(Collection entries)
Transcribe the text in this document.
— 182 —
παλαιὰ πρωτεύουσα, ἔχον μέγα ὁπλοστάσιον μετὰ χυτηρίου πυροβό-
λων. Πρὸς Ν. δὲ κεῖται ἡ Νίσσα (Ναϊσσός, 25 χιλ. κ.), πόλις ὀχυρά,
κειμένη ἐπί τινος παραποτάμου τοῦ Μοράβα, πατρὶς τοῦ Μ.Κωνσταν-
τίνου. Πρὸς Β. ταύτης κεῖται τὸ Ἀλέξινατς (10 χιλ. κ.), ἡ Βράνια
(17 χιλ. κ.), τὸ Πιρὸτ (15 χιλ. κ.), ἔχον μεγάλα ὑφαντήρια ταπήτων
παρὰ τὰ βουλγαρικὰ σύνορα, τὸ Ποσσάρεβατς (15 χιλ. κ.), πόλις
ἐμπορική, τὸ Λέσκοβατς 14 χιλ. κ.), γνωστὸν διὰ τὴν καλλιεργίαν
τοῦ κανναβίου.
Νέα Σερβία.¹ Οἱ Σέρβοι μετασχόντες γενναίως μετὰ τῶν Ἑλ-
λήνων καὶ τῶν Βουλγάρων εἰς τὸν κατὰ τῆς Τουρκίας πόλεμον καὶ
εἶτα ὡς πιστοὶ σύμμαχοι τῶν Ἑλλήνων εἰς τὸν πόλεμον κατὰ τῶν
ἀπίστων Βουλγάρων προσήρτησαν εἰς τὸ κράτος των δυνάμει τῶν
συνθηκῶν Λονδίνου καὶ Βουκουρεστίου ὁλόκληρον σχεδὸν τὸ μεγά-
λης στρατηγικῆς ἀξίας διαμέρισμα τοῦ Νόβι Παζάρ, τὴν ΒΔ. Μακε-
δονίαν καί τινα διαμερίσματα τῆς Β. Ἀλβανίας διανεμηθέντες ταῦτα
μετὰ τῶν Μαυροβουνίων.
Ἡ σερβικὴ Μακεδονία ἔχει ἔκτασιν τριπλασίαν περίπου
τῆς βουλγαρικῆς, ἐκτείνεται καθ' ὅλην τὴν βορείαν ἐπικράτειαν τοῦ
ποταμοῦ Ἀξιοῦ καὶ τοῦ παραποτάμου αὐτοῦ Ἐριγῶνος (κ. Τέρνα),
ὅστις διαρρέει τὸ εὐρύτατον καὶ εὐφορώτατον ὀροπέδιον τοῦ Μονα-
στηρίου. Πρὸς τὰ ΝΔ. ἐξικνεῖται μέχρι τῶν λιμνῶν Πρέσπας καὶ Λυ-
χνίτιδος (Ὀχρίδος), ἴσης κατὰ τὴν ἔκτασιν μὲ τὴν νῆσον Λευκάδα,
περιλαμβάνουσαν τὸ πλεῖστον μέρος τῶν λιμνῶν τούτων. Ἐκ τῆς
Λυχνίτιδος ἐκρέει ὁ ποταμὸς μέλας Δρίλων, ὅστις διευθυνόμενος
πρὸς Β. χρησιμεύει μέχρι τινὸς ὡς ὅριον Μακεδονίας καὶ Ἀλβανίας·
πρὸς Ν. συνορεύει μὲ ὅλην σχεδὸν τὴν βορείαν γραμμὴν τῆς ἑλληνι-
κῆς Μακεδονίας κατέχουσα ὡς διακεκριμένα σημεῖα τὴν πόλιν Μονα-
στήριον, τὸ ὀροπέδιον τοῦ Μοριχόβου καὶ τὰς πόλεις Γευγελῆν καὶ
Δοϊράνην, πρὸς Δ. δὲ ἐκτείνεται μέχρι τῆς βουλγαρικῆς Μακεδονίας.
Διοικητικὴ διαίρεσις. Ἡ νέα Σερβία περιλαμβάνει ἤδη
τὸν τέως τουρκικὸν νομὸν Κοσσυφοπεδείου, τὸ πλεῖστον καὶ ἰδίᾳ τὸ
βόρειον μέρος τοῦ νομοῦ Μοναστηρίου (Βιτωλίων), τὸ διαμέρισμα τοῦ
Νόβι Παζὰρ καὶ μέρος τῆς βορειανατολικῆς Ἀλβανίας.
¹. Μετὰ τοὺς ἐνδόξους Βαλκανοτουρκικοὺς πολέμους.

**Exercise objective:** Reproduce the whole listing word for word.

**Answer to the task:**
Transcribe the text in this document.
— 182 —
παλαιὰ πρωτεύουσα, ἔχον μέγα ὁπλοστάσιον μετὰ χυτηρίου πυροβό-
λων. Πρὸς Ν. δὲ κεῖται ἡ Νίσσα (Ναϊσσός, 25 χιλ. κ.), πόλις ὀχυρά,
κειμένη ἐπί τινος παραποτάμου τοῦ Μοράβα, πατρὶς τοῦ Μ.Κωνσταν-
τίνου. Πρὸς Β. ταύτης κεῖται τὸ Ἀλέξινατς (10 χιλ. κ.), ἡ Βράνια
(17 χιλ. κ.), τὸ Πιρὸτ (15 χιλ. κ.), ἔχον μεγάλα ὑφαντήρια ταπήτων
παρὰ τὰ βουλγαρικὰ σύνορα, τὸ Ποσσάρεβατς (15 χιλ. κ.), πόλις
ἐμπορική, τὸ Λέσκοβατς 14 χιλ. κ.), γνωστὸν διὰ τὴν καλλιεργίαν
τοῦ κανναβίου.
Νέα Σερβία.¹ Οἱ Σέρβοι μετασχόντες γενναίως μετὰ τῶν Ἑλ-
λήνων καὶ τῶν Βουλγάρων εἰς τὸν κατὰ τῆς Τουρκίας πόλεμον καὶ
εἶτα ὡς πιστοὶ σύμμαχοι τῶν Ἑλλήνων εἰς τὸν πόλεμον κατὰ τῶν
ἀπίστων Βουλγάρων προσήρτησαν εἰς τὸ κράτος των δυνάμει τῶν
συνθηκῶν Λονδίνου καὶ Βουκουρεστίου ὁλόκληρον σχεδὸν τὸ μεγά-
λης στρατηγικῆς ἀξίας διαμέρισμα τοῦ Νόβι Παζάρ, τὴν ΒΔ. Μακε-
δονίαν καί τινα διαμερίσματα τῆς Β. Ἀλβανίας διανεμηθέντες ταῦτα
μετὰ τῶν Μαυροβουνίων.
Ἡ σερβικὴ Μακεδονία ἔχει ἔκτασιν τριπλασίαν περίπου
τῆς βουλγαρικῆς, ἐκτείνεται καθ' ὅλην τὴν βορείαν ἐπικράτειαν τοῦ
ποταμοῦ Ἀξιοῦ καὶ τοῦ παραποτάμου αὐτοῦ Ἐριγῶνος (κ. Τέρνα),
ὅστις διαρρέει τὸ εὐρύτατον καὶ εὐφορώτατον ὀροπέδιον τοῦ Μονα-
στηρίου. Πρὸς τὰ ΝΔ. ἐξικνεῖται μέχρι τῶν λιμνῶν Πρέσπας καὶ Λυ-
χνίτιδος (Ὀχρίδος), ἴσης κατὰ τὴν ἔκτασιν μὲ τὴν νῆσον Λευκάδα,
περιλαμβάνουσαν τὸ πλεῖστον μέρος τῶν λιμνῶν τούτων. Ἐκ τῆς
Λυχνίτιδος ἐκρέει ὁ ποταμὸς μέλας Δρίλων, ὅστις διευθυνόμενος
πρὸς Β. χρησιμεύει μέχρι τινὸς ὡς ὅριον Μακεδονίας καὶ Ἀλβανίας·
πρὸς Ν. συνορεύει μὲ ὅλην σχεδὸν τὴν βορείαν γραμμὴν τῆς ἑλληνι-
κῆς Μακεδονίας κατέχουσα ὡς διακεκριμένα σημεῖα τὴν πόλιν Μονα-
στήριον, τὸ ὀροπέδιον τοῦ Μοριχόβου καὶ τὰς πόλεις Γευγελῆν καὶ
Δοϊράνην, πρὸς Δ. δὲ ἐκτείνεται μέχρι τῆς βουλγαρικῆς Μακεδονίας.
Διοικητικὴ διαίρεσις. Ἡ νέα Σερβία περιλαμβάνει ἤδη
τὸν τέως τουρκικὸν νομὸν Κοσσυφοπεδείου, τὸ πλεῖστον καὶ ἰδίᾳ τὸ
βόρειον μέρος τοῦ νομοῦ Μοναστηρίου (Βιτωλίων), τὸ διαμέρισμα τοῦ
Νόβι Παζὰρ καὶ μέρος τῆς βορειανατολικῆς Ἀλβανίας.
¹. Μετὰ τοὺς ἐνδόξους Βαλκανοτουρκικοὺς πολέμους.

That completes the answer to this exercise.